WHAT NEEDS TO BE DONE: State how many lines of the entries include the string "цифрами", please, leaving out everything but the number.

# # #

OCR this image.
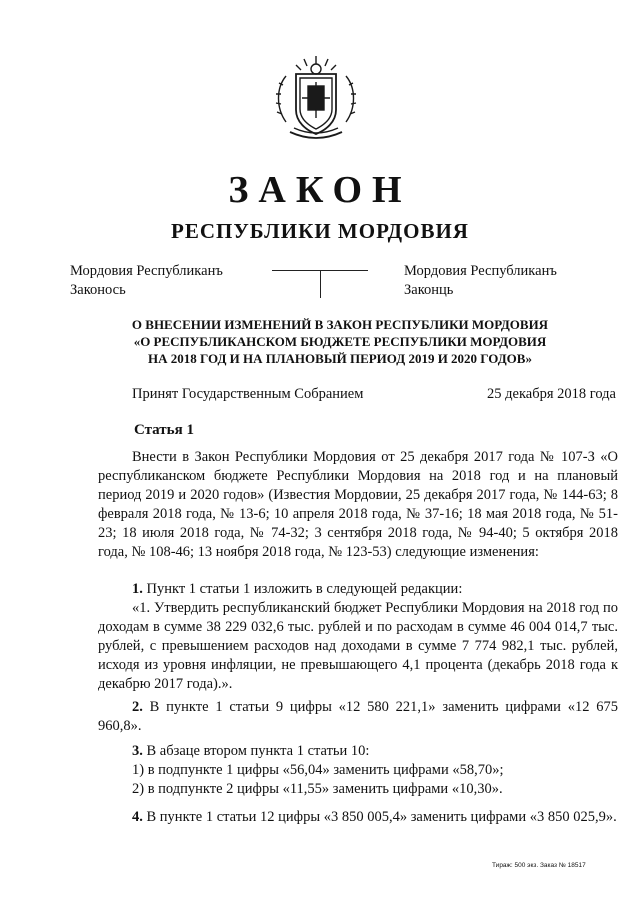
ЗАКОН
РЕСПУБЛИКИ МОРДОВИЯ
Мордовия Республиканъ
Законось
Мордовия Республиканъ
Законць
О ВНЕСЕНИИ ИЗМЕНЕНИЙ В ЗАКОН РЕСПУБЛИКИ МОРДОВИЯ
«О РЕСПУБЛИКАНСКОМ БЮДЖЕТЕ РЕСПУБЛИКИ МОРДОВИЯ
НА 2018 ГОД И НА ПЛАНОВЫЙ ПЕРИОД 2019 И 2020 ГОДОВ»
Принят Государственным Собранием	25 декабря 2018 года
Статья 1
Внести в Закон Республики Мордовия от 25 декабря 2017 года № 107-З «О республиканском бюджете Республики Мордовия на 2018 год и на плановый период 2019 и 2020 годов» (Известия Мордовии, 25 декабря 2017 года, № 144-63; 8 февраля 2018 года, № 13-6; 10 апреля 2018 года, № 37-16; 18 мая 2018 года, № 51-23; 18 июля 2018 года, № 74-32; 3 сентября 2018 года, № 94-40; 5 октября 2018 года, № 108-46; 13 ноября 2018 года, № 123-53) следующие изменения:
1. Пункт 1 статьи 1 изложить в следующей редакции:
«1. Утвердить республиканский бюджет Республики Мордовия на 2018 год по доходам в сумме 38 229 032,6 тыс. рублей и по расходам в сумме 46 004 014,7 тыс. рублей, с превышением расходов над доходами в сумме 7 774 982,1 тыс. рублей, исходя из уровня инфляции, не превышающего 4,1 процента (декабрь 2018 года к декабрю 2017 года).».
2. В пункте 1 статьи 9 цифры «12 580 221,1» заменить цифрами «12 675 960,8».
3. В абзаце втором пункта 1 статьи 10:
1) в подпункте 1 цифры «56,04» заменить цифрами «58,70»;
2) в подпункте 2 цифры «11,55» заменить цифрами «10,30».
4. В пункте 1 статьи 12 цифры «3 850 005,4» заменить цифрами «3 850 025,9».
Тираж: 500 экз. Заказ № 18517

# # #

OUTPUT OF THE TASK: 4